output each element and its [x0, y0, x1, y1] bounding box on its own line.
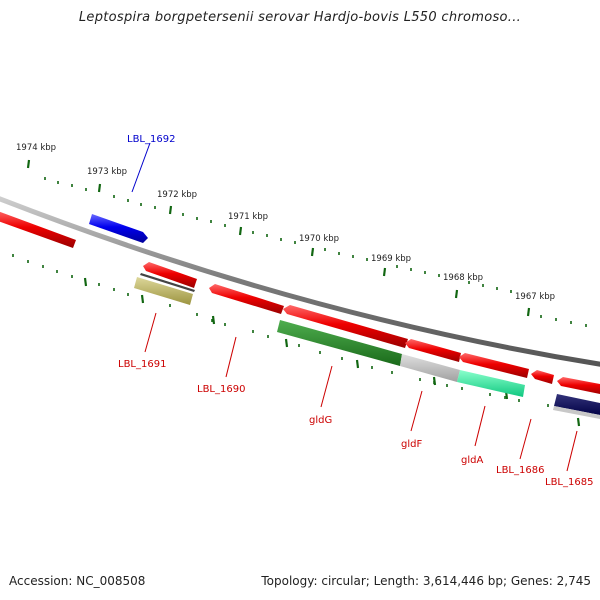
cog-bar-lbl-1691-edge — [140, 273, 195, 292]
gene-label-gldG: gldG — [309, 415, 332, 426]
cds-lbl-1686 — [531, 370, 554, 384]
topology-text: Topology: circular; Length: 3,614,446 bp… — [261, 574, 591, 588]
cog-bar-lbl-1685-lower — [553, 406, 600, 420]
cds-lbl-1692 — [89, 214, 148, 243]
accession-text: Accession: NC_008508 — [9, 574, 146, 588]
outer-ruler — [44, 177, 587, 327]
cds-lbl-1685 — [557, 377, 600, 394]
cds-lbl-1691 — [143, 262, 197, 288]
cog-bar-gldA — [457, 370, 525, 397]
cds-gldG — [283, 305, 408, 348]
cog-bar-lbl-1685 — [554, 394, 600, 416]
tick-labels: 1974 kbp 1973 kbp 1972 kbp 1971 kbp 1970… — [16, 143, 555, 302]
map-title: Leptospira borgpetersenii serovar Hardjo… — [78, 10, 522, 25]
gene-label-lbl-1685: LBL_1685 — [545, 477, 593, 488]
cog-bar-gldF — [400, 354, 460, 382]
tick-label-1972: 1972 kbp — [157, 190, 197, 200]
tick-label-1968: 1968 kbp — [443, 273, 483, 283]
tick-label-1973: 1973 kbp — [87, 167, 127, 177]
gene-label-gldF: gldF — [401, 439, 422, 450]
gene-label-gldA: gldA — [461, 455, 483, 466]
leader-lines — [131, 142, 578, 472]
tick-label-1969: 1969 kbp — [371, 254, 411, 264]
inner-ruler-major-ticks — [83, 277, 581, 427]
tick-label-1970: 1970 kbp — [299, 234, 339, 244]
cds-gldA — [459, 353, 529, 378]
gene-labels: LBL_1692 LBL_1691 LBL_1690 gldG gldF gld… — [118, 134, 593, 488]
gene-label-lbl-1686: LBL_1686 — [496, 465, 544, 476]
gene-label-lbl-1691: LBL_1691 — [118, 359, 166, 370]
tick-label-1974: 1974 kbp — [16, 143, 56, 153]
cog-bar-lbl-1691 — [134, 277, 193, 305]
gene-label-lbl-1690: LBL_1690 — [197, 384, 245, 395]
tick-label-1971: 1971 kbp — [228, 212, 268, 222]
cds-forward-left — [0, 211, 76, 248]
genome-backbone — [0, 196, 600, 367]
outer-ruler-major-ticks — [26, 159, 531, 317]
cds-lbl-1690 — [209, 284, 284, 314]
gene-label-lbl-1692: LBL_1692 — [127, 134, 175, 145]
tick-label-1967: 1967 kbp — [515, 292, 555, 302]
cds-gldF — [405, 339, 461, 362]
cog-bar-gldG — [277, 320, 402, 366]
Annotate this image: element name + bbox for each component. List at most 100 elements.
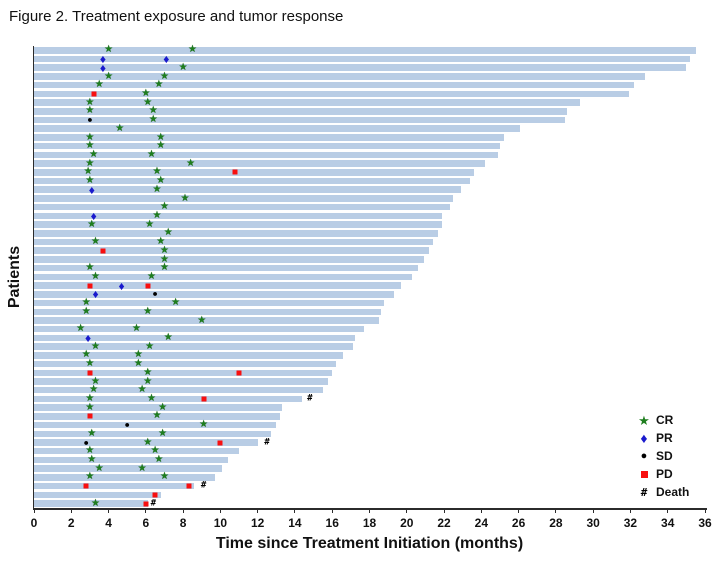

**Problem to solve**:
What's needed is an exact retyping of the records, pictures excluded.

**Result for this exercise**:
output each element and its [x0, y0, x1, y1] bounding box on its own line.
cog-bar-lbl-1691-edge — [140, 273, 195, 292]
gene-label-gldG: gldG — [309, 415, 332, 426]
cds-lbl-1686 — [531, 370, 554, 384]
topology-text: Topology: circular; Length: 3,614,446 bp… — [261, 574, 591, 588]
cog-bar-lbl-1685-lower — [553, 406, 600, 420]
cds-lbl-1692 — [89, 214, 148, 243]
accession-text: Accession: NC_008508 — [9, 574, 146, 588]
outer-ruler — [44, 177, 587, 327]
cds-lbl-1685 — [557, 377, 600, 394]
cds-lbl-1691 — [143, 262, 197, 288]
cog-bar-gldA — [457, 370, 525, 397]
cds-gldG — [283, 305, 408, 348]
cog-bar-lbl-1685 — [554, 394, 600, 416]
tick-labels: 1974 kbp 1973 kbp 1972 kbp 1971 kbp 1970… — [16, 143, 555, 302]
map-title: Leptospira borgpetersenii serovar Hardjo… — [78, 10, 522, 25]
gene-label-lbl-1685: LBL_1685 — [545, 477, 593, 488]
cog-bar-gldF — [400, 354, 460, 382]
tick-label-1972: 1972 kbp — [157, 190, 197, 200]
tick-label-1968: 1968 kbp — [443, 273, 483, 283]
tick-label-1973: 1973 kbp — [87, 167, 127, 177]
gene-label-gldF: gldF — [401, 439, 422, 450]
gene-label-gldA: gldA — [461, 455, 483, 466]
leader-lines — [131, 142, 578, 472]
tick-label-1969: 1969 kbp — [371, 254, 411, 264]
inner-ruler-major-ticks — [83, 277, 581, 427]
tick-label-1970: 1970 kbp — [299, 234, 339, 244]
cds-gldA — [459, 353, 529, 378]
gene-labels: LBL_1692 LBL_1691 LBL_1690 gldG gldF gld… — [118, 134, 593, 488]
gene-label-lbl-1686: LBL_1686 — [496, 465, 544, 476]
gene-label-lbl-1691: LBL_1691 — [118, 359, 166, 370]
tick-label-1974: 1974 kbp — [16, 143, 56, 153]
cog-bar-lbl-1691 — [134, 277, 193, 305]
gene-label-lbl-1690: LBL_1690 — [197, 384, 245, 395]
tick-label-1971: 1971 kbp — [228, 212, 268, 222]
cds-forward-left — [0, 211, 76, 248]
genome-backbone — [0, 196, 600, 367]
outer-ruler-major-ticks — [26, 159, 531, 317]
cds-lbl-1690 — [209, 284, 284, 314]
gene-label-lbl-1692: LBL_1692 — [127, 134, 175, 145]
tick-label-1967: 1967 kbp — [515, 292, 555, 302]
cds-gldF — [405, 339, 461, 362]
cog-bar-gldG — [277, 320, 402, 366]
Annotate this image: element name + bbox for each component. List at most 100 elements.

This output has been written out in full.